# DIRECTIONS FOR THIS TASK:
Make an exact copy of all the material below, apart from the pictures.

***** AVAILABLE RECORDS

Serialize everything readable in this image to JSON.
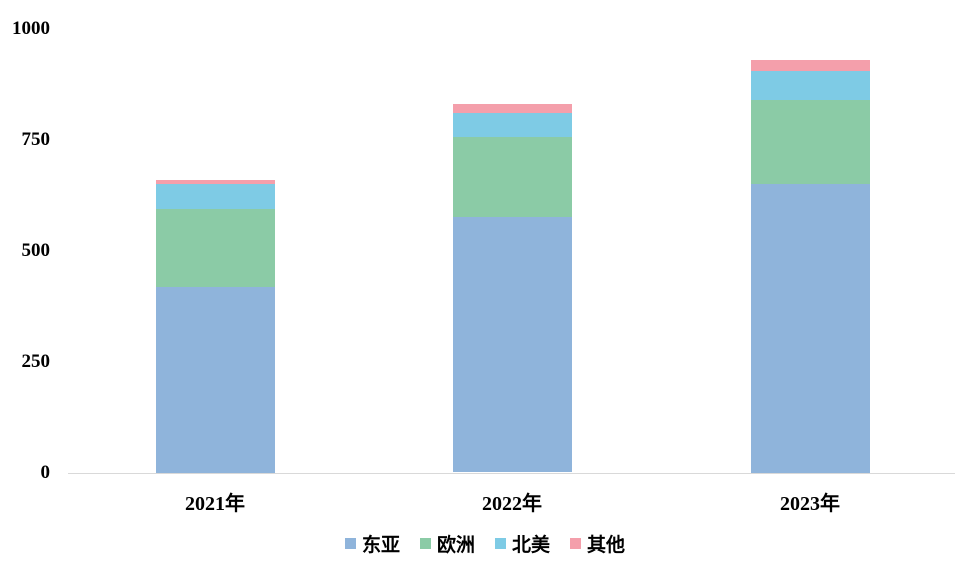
{
  "chart_data": {
    "type": "bar",
    "stacked": true,
    "title": "",
    "xlabel": "",
    "ylabel": "",
    "categories": [
      "2021年",
      "2022年",
      "2023年"
    ],
    "series": [
      {
        "key": "east-asia",
        "name": "东亚",
        "color": "#8FB4DB",
        "values": [
          420,
          575,
          650
        ]
      },
      {
        "key": "europe",
        "name": "欧洲",
        "color": "#8BCBA6",
        "values": [
          175,
          180,
          190
        ]
      },
      {
        "key": "north-america",
        "name": "北美",
        "color": "#7ECBE5",
        "values": [
          55,
          55,
          65
        ]
      },
      {
        "key": "other",
        "name": "其他",
        "color": "#F49FAB",
        "values": [
          10,
          20,
          25
        ]
      }
    ],
    "totals": [
      660,
      830,
      930
    ],
    "ylim": [
      0,
      1000
    ],
    "yticks": [
      "0",
      "250",
      "500",
      "750",
      "1000"
    ],
    "grid": false,
    "legend_position": "bottom",
    "axis_line_color": "#D9D9D9",
    "text_color": "#000000",
    "background_color": "#FFFFFF"
  }
}
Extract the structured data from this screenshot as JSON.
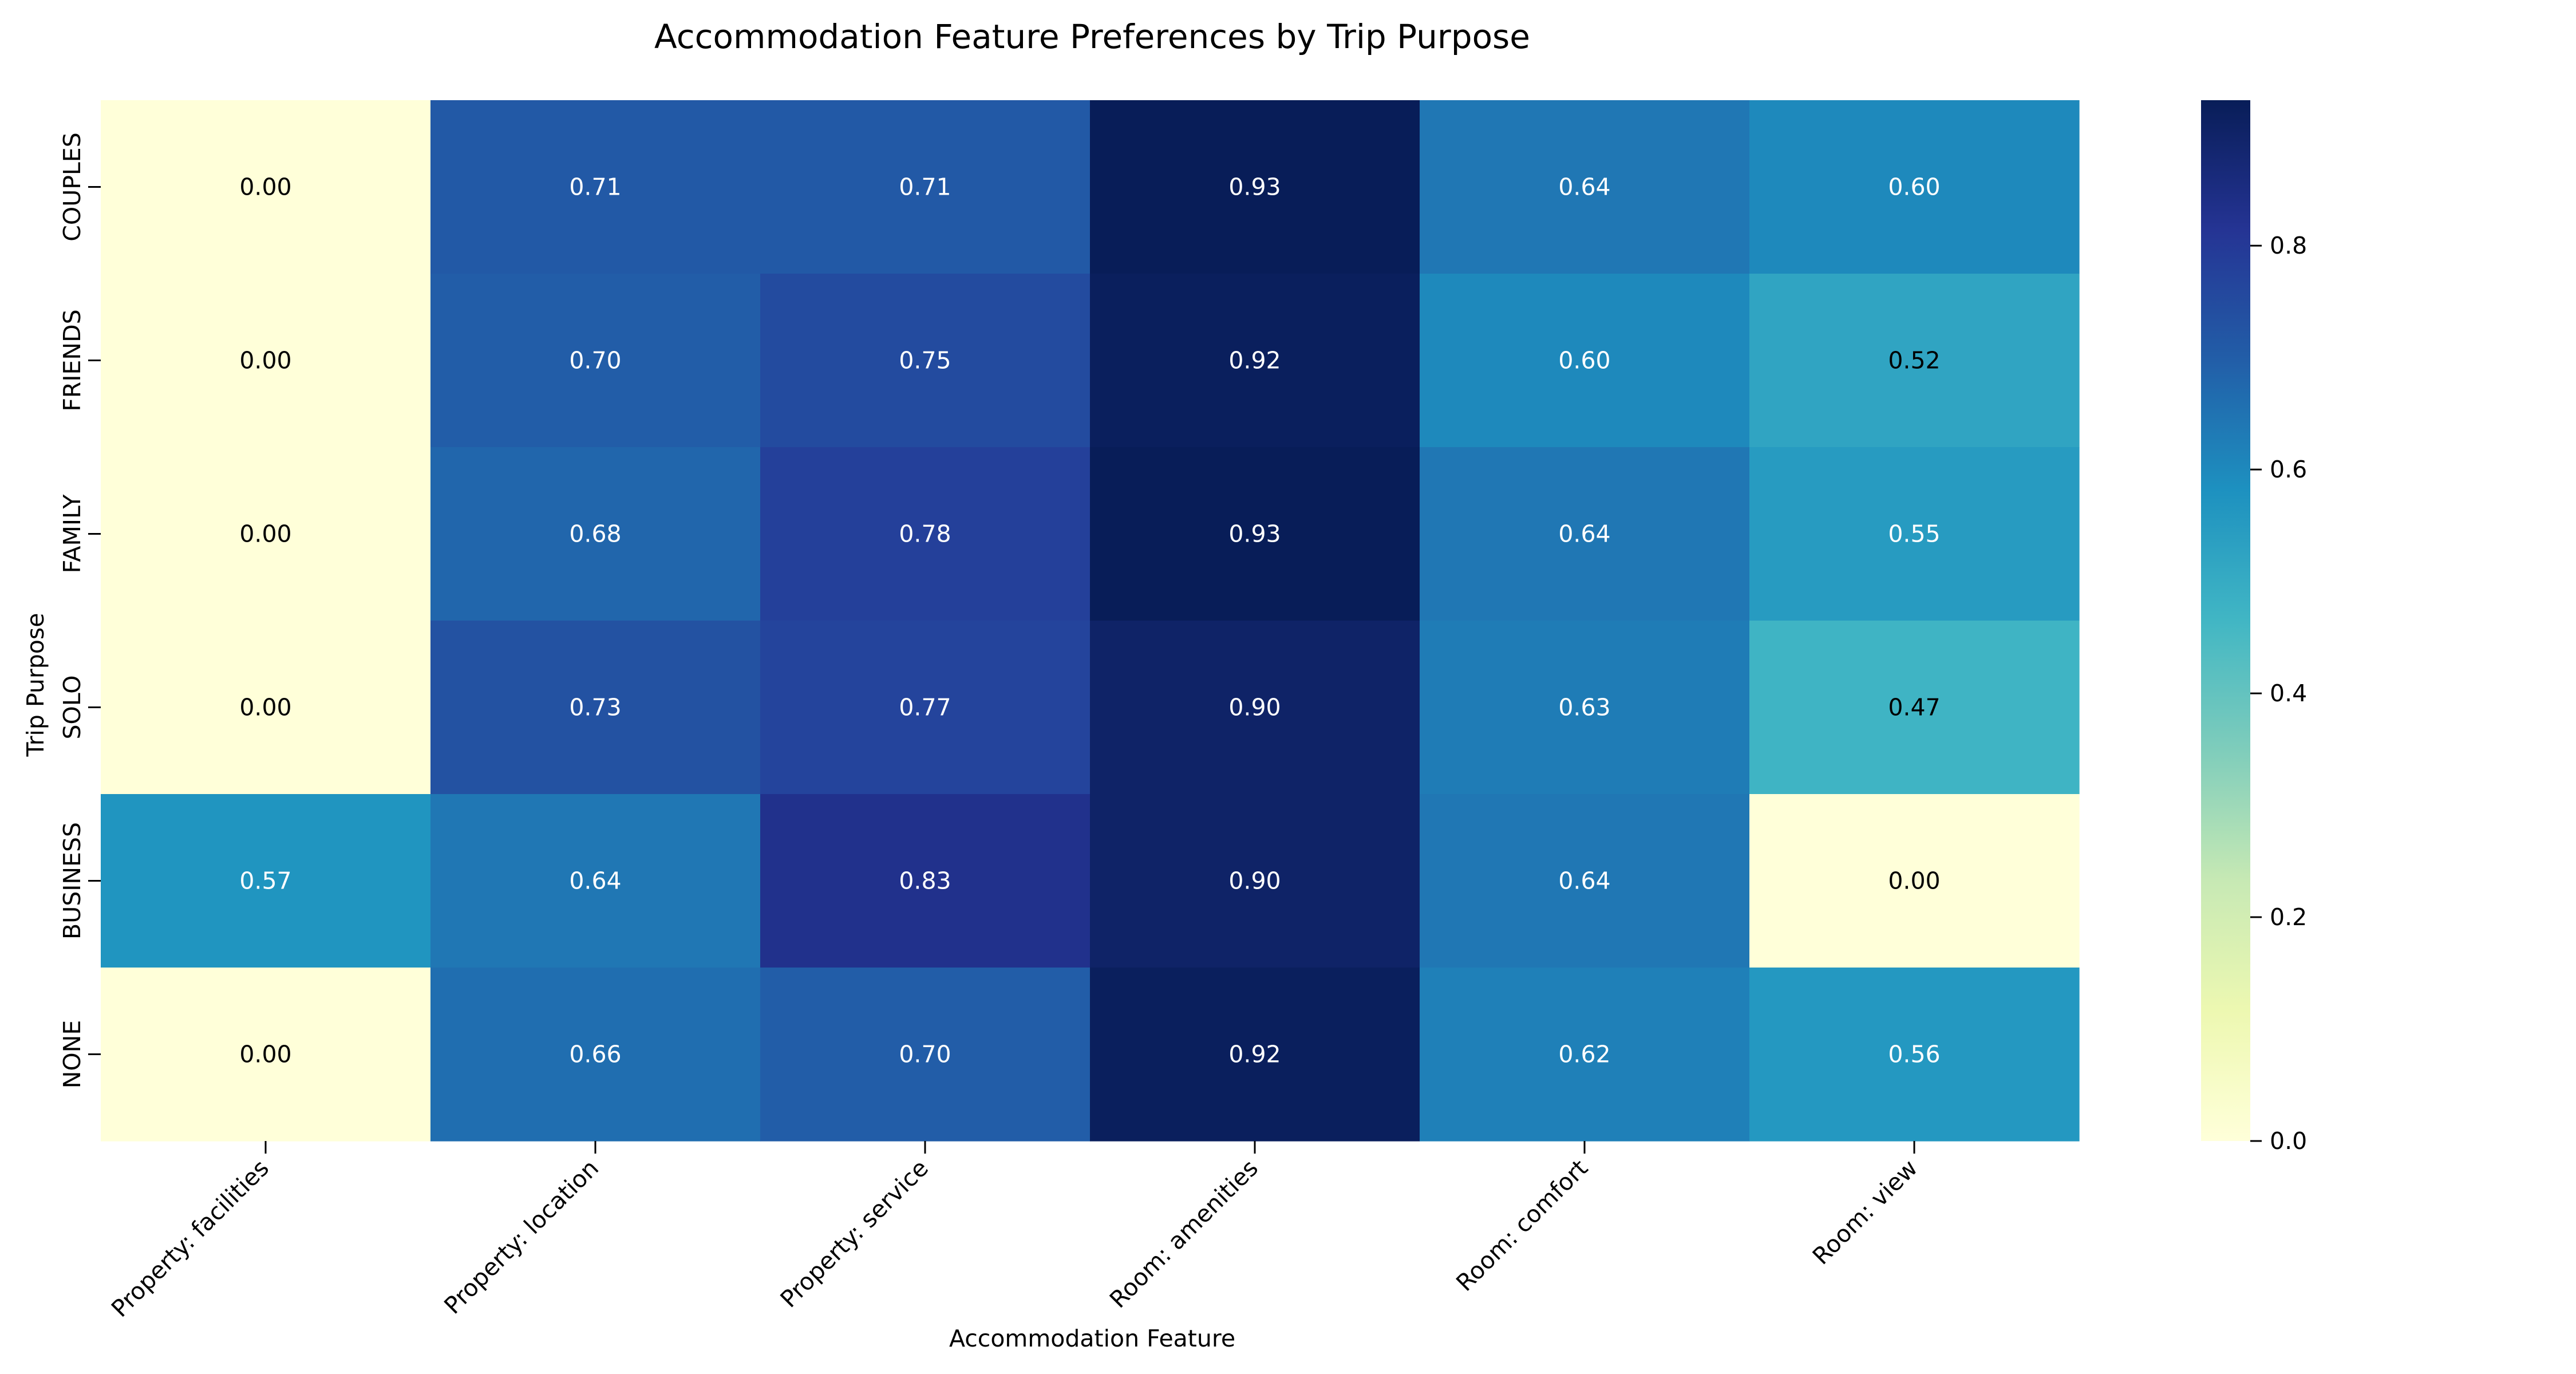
{
  "chart_data": {
    "type": "heatmap",
    "title": "Accommodation Feature Preferences by Trip Purpose",
    "xlabel": "Accommodation Feature",
    "ylabel": "Trip Purpose",
    "x_categories": [
      "Property: facilities",
      "Property: location",
      "Property: service",
      "Room: amenities",
      "Room: comfort",
      "Room: view"
    ],
    "y_categories": [
      "COUPLES",
      "FRIENDS",
      "FAMILY",
      "SOLO",
      "BUSINESS",
      "NONE"
    ],
    "values": [
      [
        0.0,
        0.71,
        0.71,
        0.93,
        0.64,
        0.6
      ],
      [
        0.0,
        0.7,
        0.75,
        0.92,
        0.6,
        0.52
      ],
      [
        0.0,
        0.68,
        0.78,
        0.93,
        0.64,
        0.55
      ],
      [
        0.0,
        0.73,
        0.77,
        0.9,
        0.63,
        0.47
      ],
      [
        0.57,
        0.64,
        0.83,
        0.9,
        0.64,
        0.0
      ],
      [
        0.0,
        0.66,
        0.7,
        0.92,
        0.62,
        0.56
      ]
    ],
    "cell_labels": [
      [
        "0.00",
        "0.71",
        "0.71",
        "0.93",
        "0.64",
        "0.60"
      ],
      [
        "0.00",
        "0.70",
        "0.75",
        "0.92",
        "0.60",
        "0.52"
      ],
      [
        "0.00",
        "0.68",
        "0.78",
        "0.93",
        "0.64",
        "0.55"
      ],
      [
        "0.00",
        "0.73",
        "0.77",
        "0.90",
        "0.63",
        "0.47"
      ],
      [
        "0.57",
        "0.64",
        "0.83",
        "0.90",
        "0.64",
        "0.00"
      ],
      [
        "0.00",
        "0.66",
        "0.70",
        "0.92",
        "0.62",
        "0.56"
      ]
    ],
    "colormap": "YlGnBu",
    "colormap_stops": [
      "#ffffd9",
      "#edf8b1",
      "#c7e9b4",
      "#7fcdbb",
      "#41b6c4",
      "#1d91c0",
      "#225ea8",
      "#253494",
      "#081d58"
    ],
    "vmin": 0.0,
    "vmax": 0.93,
    "colorbar_ticks": [
      0.0,
      0.2,
      0.4,
      0.6,
      0.8
    ],
    "colorbar_tick_labels": [
      "0.0",
      "0.2",
      "0.4",
      "0.6",
      "0.8"
    ],
    "annotation_dark_color": "#000000",
    "annotation_light_color": "#ffffff",
    "grid": false,
    "legend": "colorbar right"
  }
}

**********

# ANSWER TO THIS PROBLEM:
Serialize everything readable in this image to JSON.
{
  "chart_data": {
    "type": "bar",
    "stacked": true,
    "title": "",
    "xlabel": "",
    "ylabel": "",
    "categories": [
      "2021年",
      "2022年",
      "2023年"
    ],
    "series": [
      {
        "key": "east-asia",
        "name": "东亚",
        "color": "#8FB4DB",
        "values": [
          420,
          575,
          650
        ]
      },
      {
        "key": "europe",
        "name": "欧洲",
        "color": "#8BCBA6",
        "values": [
          175,
          180,
          190
        ]
      },
      {
        "key": "north-america",
        "name": "北美",
        "color": "#7ECBE5",
        "values": [
          55,
          55,
          65
        ]
      },
      {
        "key": "other",
        "name": "其他",
        "color": "#F49FAB",
        "values": [
          10,
          20,
          25
        ]
      }
    ],
    "totals": [
      660,
      830,
      930
    ],
    "ylim": [
      0,
      1000
    ],
    "yticks": [
      "0",
      "250",
      "500",
      "750",
      "1000"
    ],
    "grid": false,
    "legend_position": "bottom",
    "axis_line_color": "#D9D9D9",
    "text_color": "#000000",
    "background_color": "#FFFFFF"
  }
}
Extract the structured data from this screenshot as JSON.
{
  "chart_data": {
    "type": "heatmap",
    "title": "Accommodation Feature Preferences by Trip Purpose",
    "xlabel": "Accommodation Feature",
    "ylabel": "Trip Purpose",
    "x_categories": [
      "Property: facilities",
      "Property: location",
      "Property: service",
      "Room: amenities",
      "Room: comfort",
      "Room: view"
    ],
    "y_categories": [
      "COUPLES",
      "FRIENDS",
      "FAMILY",
      "SOLO",
      "BUSINESS",
      "NONE"
    ],
    "values": [
      [
        0.0,
        0.71,
        0.71,
        0.93,
        0.64,
        0.6
      ],
      [
        0.0,
        0.7,
        0.75,
        0.92,
        0.6,
        0.52
      ],
      [
        0.0,
        0.68,
        0.78,
        0.93,
        0.64,
        0.55
      ],
      [
        0.0,
        0.73,
        0.77,
        0.9,
        0.63,
        0.47
      ],
      [
        0.57,
        0.64,
        0.83,
        0.9,
        0.64,
        0.0
      ],
      [
        0.0,
        0.66,
        0.7,
        0.92,
        0.62,
        0.56
      ]
    ],
    "cell_labels": [
      [
        "0.00",
        "0.71",
        "0.71",
        "0.93",
        "0.64",
        "0.60"
      ],
      [
        "0.00",
        "0.70",
        "0.75",
        "0.92",
        "0.60",
        "0.52"
      ],
      [
        "0.00",
        "0.68",
        "0.78",
        "0.93",
        "0.64",
        "0.55"
      ],
      [
        "0.00",
        "0.73",
        "0.77",
        "0.90",
        "0.63",
        "0.47"
      ],
      [
        "0.57",
        "0.64",
        "0.83",
        "0.90",
        "0.64",
        "0.00"
      ],
      [
        "0.00",
        "0.66",
        "0.70",
        "0.92",
        "0.62",
        "0.56"
      ]
    ],
    "colormap": "YlGnBu",
    "colormap_stops": [
      "#ffffd9",
      "#edf8b1",
      "#c7e9b4",
      "#7fcdbb",
      "#41b6c4",
      "#1d91c0",
      "#225ea8",
      "#253494",
      "#081d58"
    ],
    "vmin": 0.0,
    "vmax": 0.93,
    "colorbar_ticks": [
      0.0,
      0.2,
      0.4,
      0.6,
      0.8
    ],
    "colorbar_tick_labels": [
      "0.0",
      "0.2",
      "0.4",
      "0.6",
      "0.8"
    ],
    "annotation_dark_color": "#000000",
    "annotation_light_color": "#ffffff",
    "grid": false,
    "legend": "colorbar right"
  }
}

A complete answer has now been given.